EXERCISE GOAL:
Return the entries verbatim and drop every picture.

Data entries
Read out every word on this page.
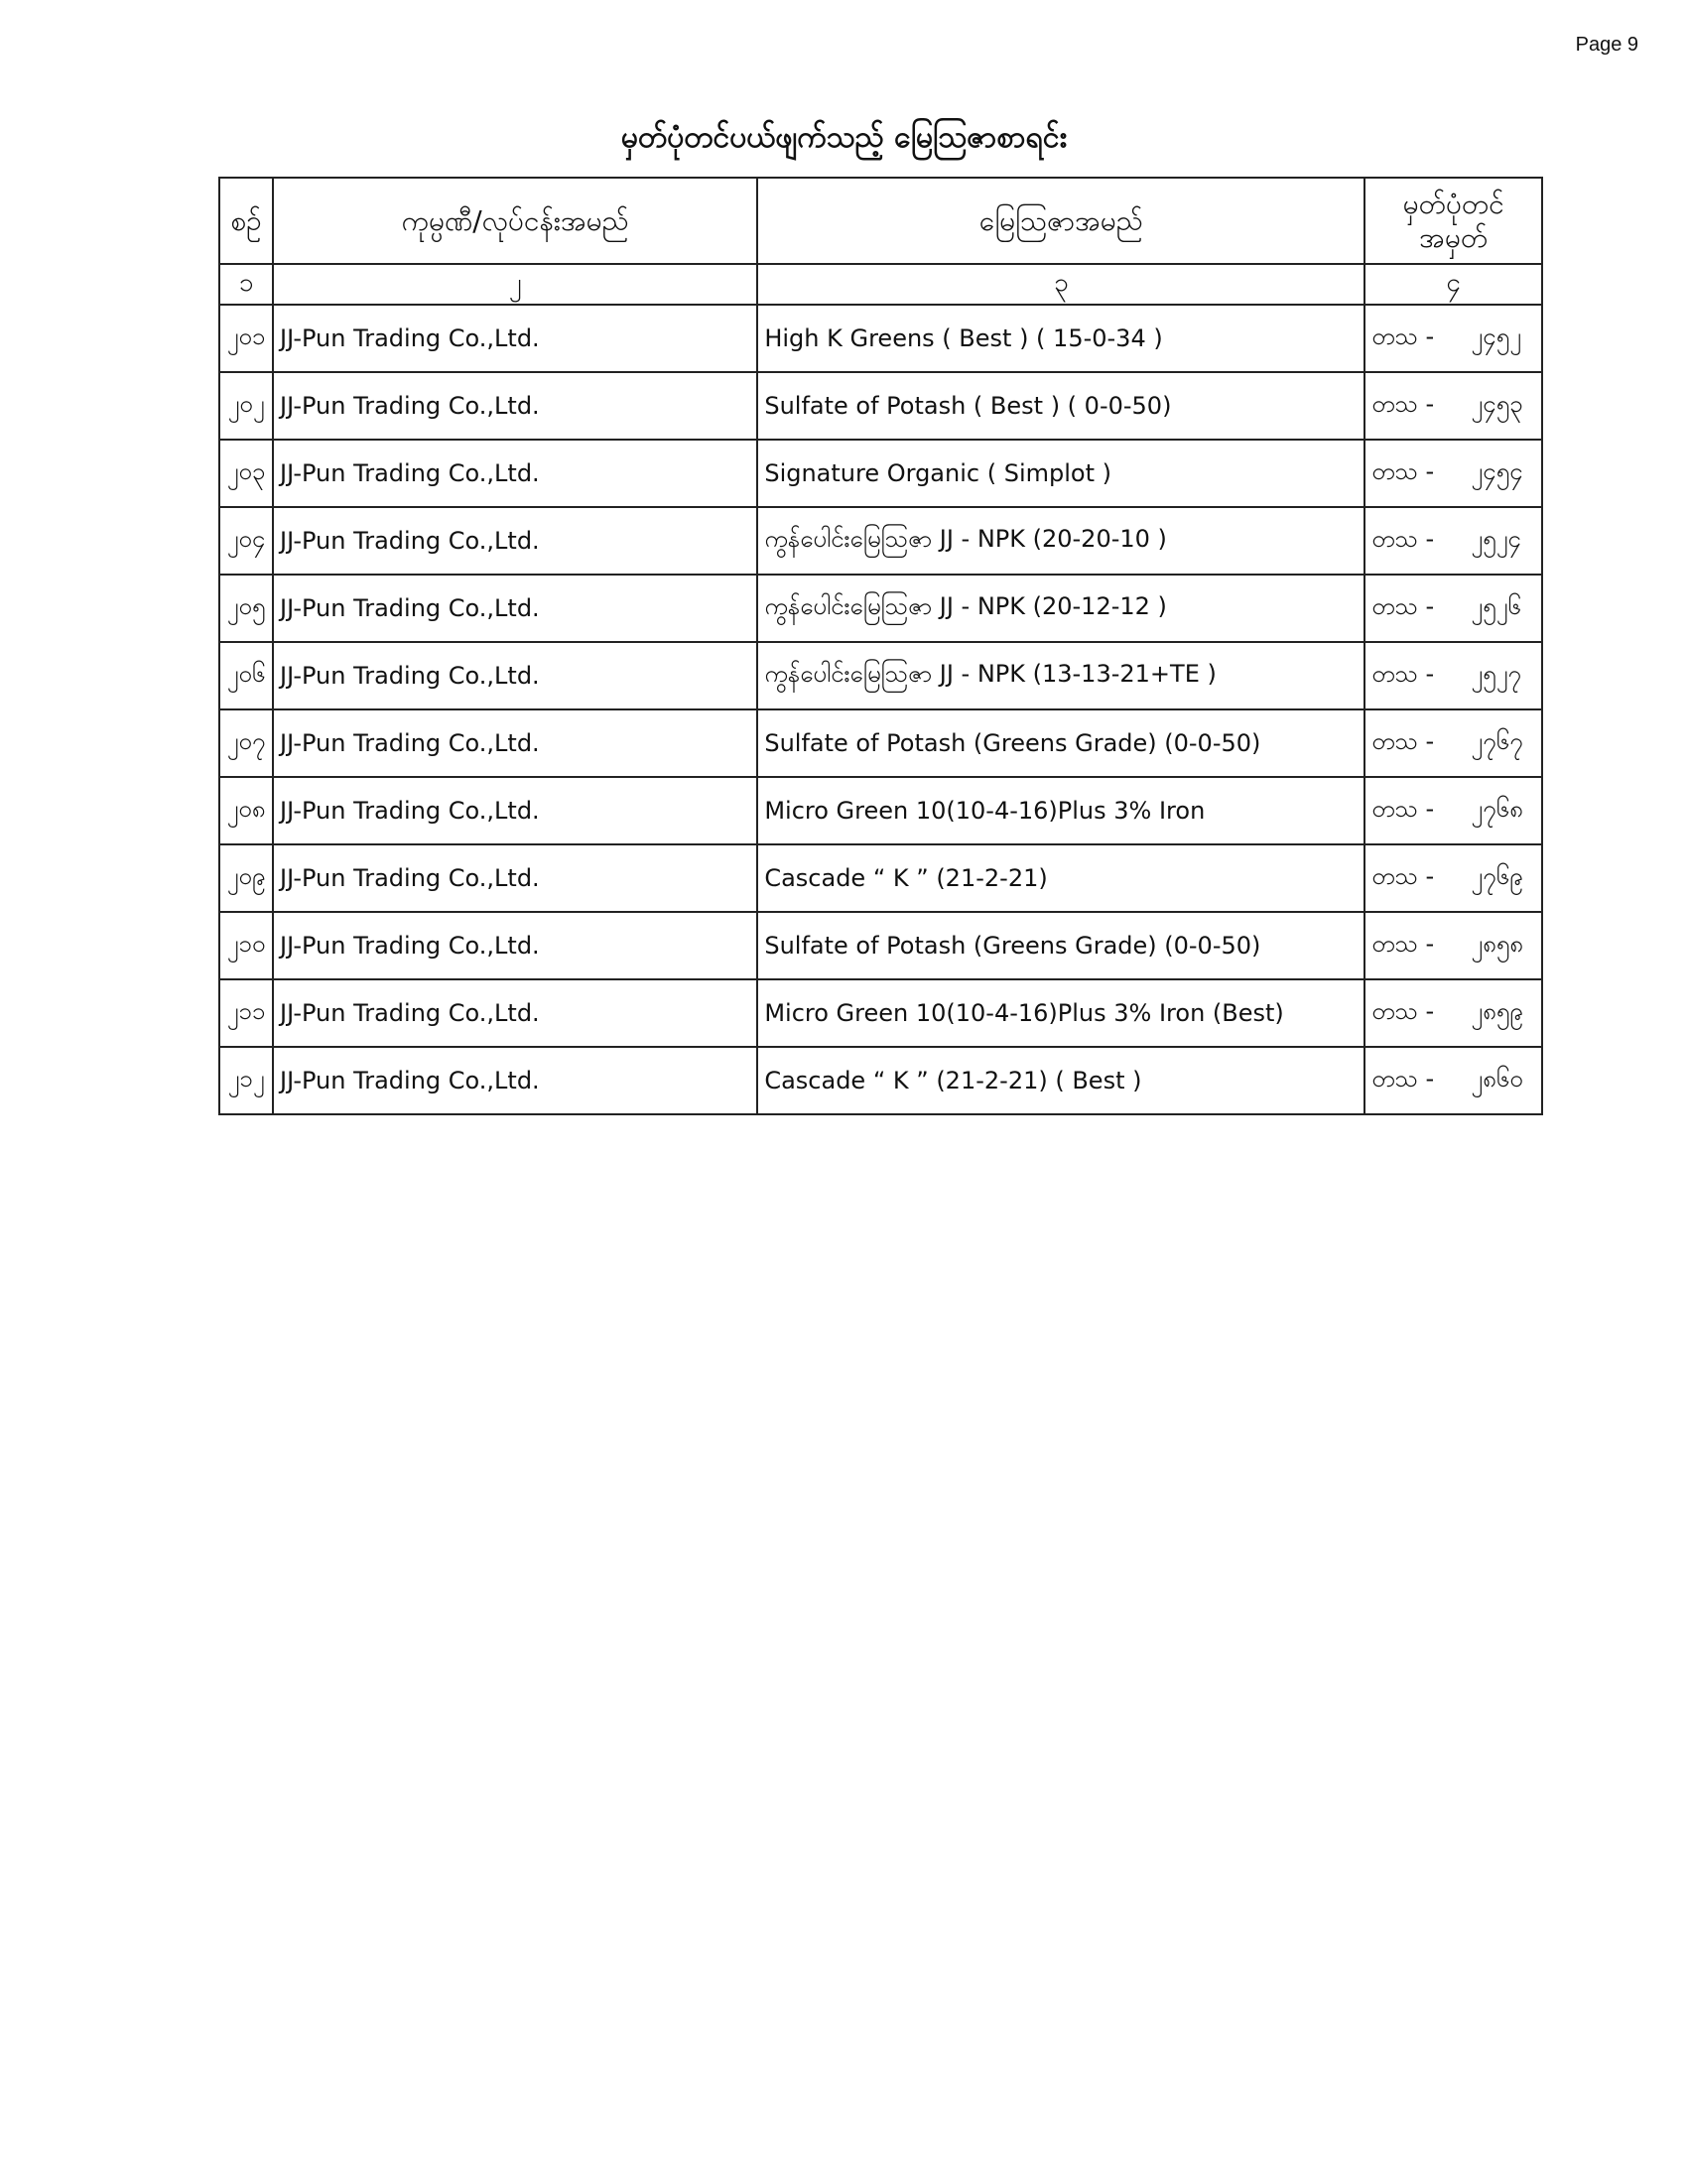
Page 9
မှတ်ပုံတင်ပယ်ဖျက်သည့် မြေဩဇာစာရင်း
စဉ်	ကုမ္ပဏီ/လုပ်ငန်းအမည်	မြေဩဇာအမည်	မှတ်ပုံတင် အမှတ်
၁	၂	၃	၄
၂၀၁	JJ-Pun Trading Co.,Ltd.	High K Greens ( Best ) ( 15-0-34 )	တသ - ၂၄၅၂
၂၀၂	JJ-Pun Trading Co.,Ltd.	Sulfate of Potash ( Best ) ( 0-0-50)	တသ - ၂၄၅၃
၂၀၃	JJ-Pun Trading Co.,Ltd.	Signature Organic ( Simplot )	တသ - ၂၄၅၄
၂၀၄	JJ-Pun Trading Co.,Ltd.	ကွန်ပေါင်းမြေဩဇာ JJ - NPK (20-20-10 )	တသ - ၂၅၂၄
၂၀၅	JJ-Pun Trading Co.,Ltd.	ကွန်ပေါင်းမြေဩဇာ JJ - NPK (20-12-12 )	တသ - ၂၅၂၆
၂၀၆	JJ-Pun Trading Co.,Ltd.	ကွန်ပေါင်းမြေဩဇာ JJ - NPK (13-13-21+TE )	တသ - ၂၅၂၇
၂၀၇	JJ-Pun Trading Co.,Ltd.	Sulfate of Potash (Greens Grade) (0-0-50)	တသ - ၂၇၆၇
၂၀၈	JJ-Pun Trading Co.,Ltd.	Micro Green 10(10-4-16)Plus 3% Iron	တသ - ၂၇၆၈
၂၀၉	JJ-Pun Trading Co.,Ltd.	Cascade “ K ” (21-2-21)	တသ - ၂၇၆၉
၂၁၀	JJ-Pun Trading Co.,Ltd.	Sulfate of Potash (Greens Grade) (0-0-50)	တသ - ၂၈၅၈
၂၁၁	JJ-Pun Trading Co.,Ltd.	Micro Green 10(10-4-16)Plus 3% Iron (Best)	တသ - ၂၈၅၉
၂၁၂	JJ-Pun Trading Co.,Ltd.	Cascade “ K ” (21-2-21) ( Best )	တသ - ၂၈၆၀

TASK RESPONSE:
Read out every word on this page.
Page 9
မှတ်ပုံတင်ပယ်ဖျက်သည့် မြေဩဇာစာရင်း
စဉ်	ကုမ္ပဏီ/လုပ်ငန်းအမည်	မြေဩဇာအမည်	မှတ်ပုံတင် အမှတ်
၁	၂	၃	၄
၂၀၁	JJ-Pun Trading Co.,Ltd.	High K Greens ( Best ) ( 15-0-34 )	တသ - ၂၄၅၂
၂၀၂	JJ-Pun Trading Co.,Ltd.	Sulfate of Potash ( Best ) ( 0-0-50)	တသ - ၂၄၅၃
၂၀၃	JJ-Pun Trading Co.,Ltd.	Signature Organic ( Simplot )	တသ - ၂၄၅၄
၂၀၄	JJ-Pun Trading Co.,Ltd.	ကွန်ပေါင်းမြေဩဇာ JJ - NPK (20-20-10 )	တသ - ၂၅၂၄
၂၀၅	JJ-Pun Trading Co.,Ltd.	ကွန်ပေါင်းမြေဩဇာ JJ - NPK (20-12-12 )	တသ - ၂၅၂၆
၂၀၆	JJ-Pun Trading Co.,Ltd.	ကွန်ပေါင်းမြေဩဇာ JJ - NPK (13-13-21+TE )	တသ - ၂၅၂၇
၂၀၇	JJ-Pun Trading Co.,Ltd.	Sulfate of Potash (Greens Grade) (0-0-50)	တသ - ၂၇၆၇
၂၀၈	JJ-Pun Trading Co.,Ltd.	Micro Green 10(10-4-16)Plus 3% Iron	တသ - ၂၇၆၈
၂၀၉	JJ-Pun Trading Co.,Ltd.	Cascade “ K ” (21-2-21)	တသ - ၂၇၆၉
၂၁၀	JJ-Pun Trading Co.,Ltd.	Sulfate of Potash (Greens Grade) (0-0-50)	တသ - ၂၈၅၈
၂၁၁	JJ-Pun Trading Co.,Ltd.	Micro Green 10(10-4-16)Plus 3% Iron (Best)	တသ - ၂၈၅၉
၂၁၂	JJ-Pun Trading Co.,Ltd.	Cascade “ K ” (21-2-21) ( Best )	တသ - ၂၈၆၀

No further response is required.